### What you will do
Look through the listing and locate every line containing the word "заявок"; copy those lines.

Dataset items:
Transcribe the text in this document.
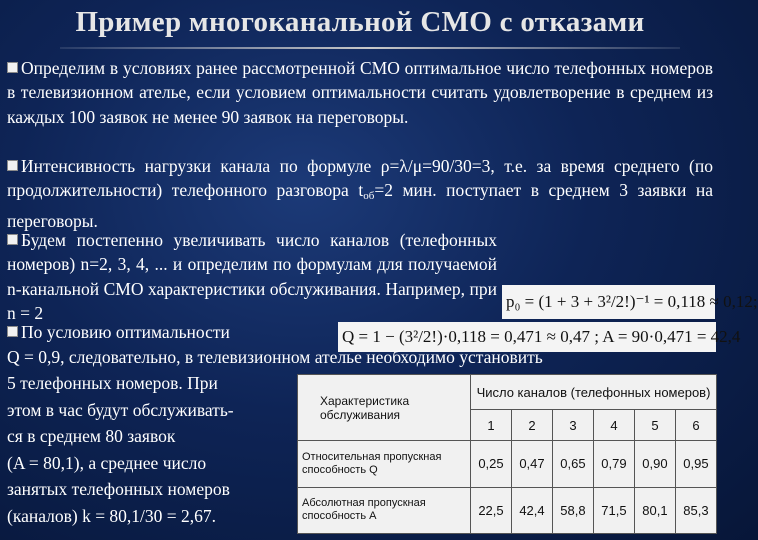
Пример многоканальной СМО с отказами
Определим в условиях ранее рассмотренной СМО оптимальное число телефонных номеров в телевизионном ателье, если условием оптимальности считать удовлетворение в среднем из каждых 100 заявок не менее 90 заявок на переговоры.
Интенсивность нагрузки канала по формуле ρ=λ/μ=90/30=3, т.е. за время среднего (по продолжительности) телефонного разговора $t_{об}=2$ мин. поступает в среднем 3 заявки на переговоры.
Будем постепенно увеличивать число каналов (телефонных номеров) n=2, 3, 4, ... и определим по формулам для получаемой n-канальной СМО характеристики обслуживания. Например, при n = 2
p₀ = (1 + 3 + 3²/2!)⁻¹ = 0,118 ≈ 0,12;
По условию оптимальности	Q = 1 − (3²/2!)·0,118 = 0,471 ≈ 0,47 ; A = 90·0,471 = 42,4
Q = 0,9, следовательно, в телевизионном ателье необходимо установить
5 телефонных номеров. При
этом в час будут обслуживать-
ся в среднем 80 заявок
(A = 80,1), а среднее число
занятых телефонных номеров
(каналов) k = 80,1/30 = 2,67.
Характеристика обслуживания	Число каналов (телефонных номеров)					
	1	2	3	4	5	6
Относительная пропускная способность Q	0,25	0,47	0,65	0,79	0,90	0,95
Абсолютная пропускная способность A	22,5	42,4	58,8	71,5	80,1	85,3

### Solution to this exercise
Определим в условиях ранее рассмотренной СМО оптимальное число телефонных номеров в телевизионном ателье, если условием оптимальности считать удовлетворение в среднем из каждых 100 заявок не менее 90 заявок на переговоры.
ся в среднем 80 заявок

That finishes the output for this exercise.